Output the data below in full, byte for byte. Nothing may differ.

::: Records shown :::

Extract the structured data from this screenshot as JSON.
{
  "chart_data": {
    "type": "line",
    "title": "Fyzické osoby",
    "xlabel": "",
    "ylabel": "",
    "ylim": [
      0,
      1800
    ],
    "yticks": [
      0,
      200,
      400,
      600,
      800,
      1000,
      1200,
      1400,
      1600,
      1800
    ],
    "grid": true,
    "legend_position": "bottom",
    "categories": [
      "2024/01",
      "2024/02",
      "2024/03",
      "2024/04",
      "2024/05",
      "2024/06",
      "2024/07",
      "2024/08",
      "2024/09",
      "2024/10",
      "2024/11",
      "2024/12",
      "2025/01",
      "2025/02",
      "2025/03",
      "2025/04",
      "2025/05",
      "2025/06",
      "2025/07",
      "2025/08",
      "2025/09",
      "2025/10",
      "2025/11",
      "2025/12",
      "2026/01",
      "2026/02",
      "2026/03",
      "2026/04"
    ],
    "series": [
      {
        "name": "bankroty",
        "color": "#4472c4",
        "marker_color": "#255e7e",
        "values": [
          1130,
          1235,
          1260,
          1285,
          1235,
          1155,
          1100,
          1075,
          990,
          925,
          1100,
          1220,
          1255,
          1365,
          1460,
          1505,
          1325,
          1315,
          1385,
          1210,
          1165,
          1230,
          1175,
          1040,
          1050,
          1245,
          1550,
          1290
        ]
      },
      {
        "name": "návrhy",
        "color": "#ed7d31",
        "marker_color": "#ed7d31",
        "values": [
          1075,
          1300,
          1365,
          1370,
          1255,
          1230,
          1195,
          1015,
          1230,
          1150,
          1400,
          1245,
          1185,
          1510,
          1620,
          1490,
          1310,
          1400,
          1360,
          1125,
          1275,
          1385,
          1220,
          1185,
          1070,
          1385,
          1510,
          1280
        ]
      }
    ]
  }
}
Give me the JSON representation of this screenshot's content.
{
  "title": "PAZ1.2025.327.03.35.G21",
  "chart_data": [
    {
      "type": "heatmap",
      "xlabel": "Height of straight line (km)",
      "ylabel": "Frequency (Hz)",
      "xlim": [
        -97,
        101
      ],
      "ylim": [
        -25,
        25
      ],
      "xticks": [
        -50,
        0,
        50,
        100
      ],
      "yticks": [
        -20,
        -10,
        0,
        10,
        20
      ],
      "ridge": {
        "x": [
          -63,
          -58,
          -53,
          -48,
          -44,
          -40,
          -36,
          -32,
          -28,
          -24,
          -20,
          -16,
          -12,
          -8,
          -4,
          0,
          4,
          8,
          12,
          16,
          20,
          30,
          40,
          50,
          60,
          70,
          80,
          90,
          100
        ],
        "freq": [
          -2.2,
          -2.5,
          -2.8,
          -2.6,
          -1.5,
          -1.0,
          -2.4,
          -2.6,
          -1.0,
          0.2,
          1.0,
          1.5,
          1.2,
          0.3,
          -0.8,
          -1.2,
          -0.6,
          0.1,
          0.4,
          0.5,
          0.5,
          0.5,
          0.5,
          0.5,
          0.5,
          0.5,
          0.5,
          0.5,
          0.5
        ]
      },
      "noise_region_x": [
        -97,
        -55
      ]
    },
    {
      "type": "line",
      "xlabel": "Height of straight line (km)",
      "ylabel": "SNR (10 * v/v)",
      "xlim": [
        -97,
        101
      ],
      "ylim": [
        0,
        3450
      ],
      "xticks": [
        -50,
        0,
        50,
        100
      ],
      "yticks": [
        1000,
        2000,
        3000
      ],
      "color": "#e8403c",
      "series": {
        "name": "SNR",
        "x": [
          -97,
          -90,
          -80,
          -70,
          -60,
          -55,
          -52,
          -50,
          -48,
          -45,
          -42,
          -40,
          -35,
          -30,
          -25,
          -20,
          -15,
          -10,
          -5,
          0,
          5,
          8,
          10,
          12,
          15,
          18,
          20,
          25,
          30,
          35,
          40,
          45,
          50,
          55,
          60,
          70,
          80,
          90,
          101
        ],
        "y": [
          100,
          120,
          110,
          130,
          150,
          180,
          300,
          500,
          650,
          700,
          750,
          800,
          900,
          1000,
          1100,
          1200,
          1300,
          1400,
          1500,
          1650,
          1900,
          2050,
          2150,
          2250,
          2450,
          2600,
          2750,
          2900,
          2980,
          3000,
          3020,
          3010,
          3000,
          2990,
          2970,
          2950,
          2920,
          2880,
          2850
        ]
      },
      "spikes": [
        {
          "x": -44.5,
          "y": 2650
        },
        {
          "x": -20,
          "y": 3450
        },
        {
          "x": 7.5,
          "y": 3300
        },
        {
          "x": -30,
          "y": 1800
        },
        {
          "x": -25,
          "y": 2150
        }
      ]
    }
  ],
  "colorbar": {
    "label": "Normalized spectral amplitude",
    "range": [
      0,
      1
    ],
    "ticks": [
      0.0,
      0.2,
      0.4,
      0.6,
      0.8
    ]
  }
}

:::

_The response_.
Extract the structured data from this screenshot as JSON.
{
  "chart_data": {
    "type": "line",
    "title": "Fyzické osoby",
    "xlabel": "",
    "ylabel": "",
    "ylim": [
      0,
      1800
    ],
    "yticks": [
      0,
      200,
      400,
      600,
      800,
      1000,
      1200,
      1400,
      1600,
      1800
    ],
    "grid": true,
    "legend_position": "bottom",
    "categories": [
      "2024/01",
      "2024/02",
      "2024/03",
      "2024/04",
      "2024/05",
      "2024/06",
      "2024/07",
      "2024/08",
      "2024/09",
      "2024/10",
      "2024/11",
      "2024/12",
      "2025/01",
      "2025/02",
      "2025/03",
      "2025/04",
      "2025/05",
      "2025/06",
      "2025/07",
      "2025/08",
      "2025/09",
      "2025/10",
      "2025/11",
      "2025/12",
      "2026/01",
      "2026/02",
      "2026/03",
      "2026/04"
    ],
    "series": [
      {
        "name": "bankroty",
        "color": "#4472c4",
        "marker_color": "#255e7e",
        "values": [
          1130,
          1235,
          1260,
          1285,
          1235,
          1155,
          1100,
          1075,
          990,
          925,
          1100,
          1220,
          1255,
          1365,
          1460,
          1505,
          1325,
          1315,
          1385,
          1210,
          1165,
          1230,
          1175,
          1040,
          1050,
          1245,
          1550,
          1290
        ]
      },
      {
        "name": "návrhy",
        "color": "#ed7d31",
        "marker_color": "#ed7d31",
        "values": [
          1075,
          1300,
          1365,
          1370,
          1255,
          1230,
          1195,
          1015,
          1230,
          1150,
          1400,
          1245,
          1185,
          1510,
          1620,
          1490,
          1310,
          1400,
          1360,
          1125,
          1275,
          1385,
          1220,
          1185,
          1070,
          1385,
          1510,
          1280
        ]
      }
    ]
  }
}
Give me the JSON representation of this screenshot's content.
{
  "title": "PAZ1.2025.327.03.35.G21",
  "chart_data": [
    {
      "type": "heatmap",
      "xlabel": "Height of straight line (km)",
      "ylabel": "Frequency (Hz)",
      "xlim": [
        -97,
        101
      ],
      "ylim": [
        -25,
        25
      ],
      "xticks": [
        -50,
        0,
        50,
        100
      ],
      "yticks": [
        -20,
        -10,
        0,
        10,
        20
      ],
      "ridge": {
        "x": [
          -63,
          -58,
          -53,
          -48,
          -44,
          -40,
          -36,
          -32,
          -28,
          -24,
          -20,
          -16,
          -12,
          -8,
          -4,
          0,
          4,
          8,
          12,
          16,
          20,
          30,
          40,
          50,
          60,
          70,
          80,
          90,
          100
        ],
        "freq": [
          -2.2,
          -2.5,
          -2.8,
          -2.6,
          -1.5,
          -1.0,
          -2.4,
          -2.6,
          -1.0,
          0.2,
          1.0,
          1.5,
          1.2,
          0.3,
          -0.8,
          -1.2,
          -0.6,
          0.1,
          0.4,
          0.5,
          0.5,
          0.5,
          0.5,
          0.5,
          0.5,
          0.5,
          0.5,
          0.5,
          0.5
        ]
      },
      "noise_region_x": [
        -97,
        -55
      ]
    },
    {
      "type": "line",
      "xlabel": "Height of straight line (km)",
      "ylabel": "SNR (10 * v/v)",
      "xlim": [
        -97,
        101
      ],
      "ylim": [
        0,
        3450
      ],
      "xticks": [
        -50,
        0,
        50,
        100
      ],
      "yticks": [
        1000,
        2000,
        3000
      ],
      "color": "#e8403c",
      "series": {
        "name": "SNR",
        "x": [
          -97,
          -90,
          -80,
          -70,
          -60,
          -55,
          -52,
          -50,
          -48,
          -45,
          -42,
          -40,
          -35,
          -30,
          -25,
          -20,
          -15,
          -10,
          -5,
          0,
          5,
          8,
          10,
          12,
          15,
          18,
          20,
          25,
          30,
          35,
          40,
          45,
          50,
          55,
          60,
          70,
          80,
          90,
          101
        ],
        "y": [
          100,
          120,
          110,
          130,
          150,
          180,
          300,
          500,
          650,
          700,
          750,
          800,
          900,
          1000,
          1100,
          1200,
          1300,
          1400,
          1500,
          1650,
          1900,
          2050,
          2150,
          2250,
          2450,
          2600,
          2750,
          2900,
          2980,
          3000,
          3020,
          3010,
          3000,
          2990,
          2970,
          2950,
          2920,
          2880,
          2850
        ]
      },
      "spikes": [
        {
          "x": -44.5,
          "y": 2650
        },
        {
          "x": -20,
          "y": 3450
        },
        {
          "x": 7.5,
          "y": 3300
        },
        {
          "x": -30,
          "y": 1800
        },
        {
          "x": -25,
          "y": 2150
        }
      ]
    }
  ],
  "colorbar": {
    "label": "Normalized spectral amplitude",
    "range": [
      0,
      1
    ],
    "ticks": [
      0.0,
      0.2,
      0.4,
      0.6,
      0.8
    ]
  }
}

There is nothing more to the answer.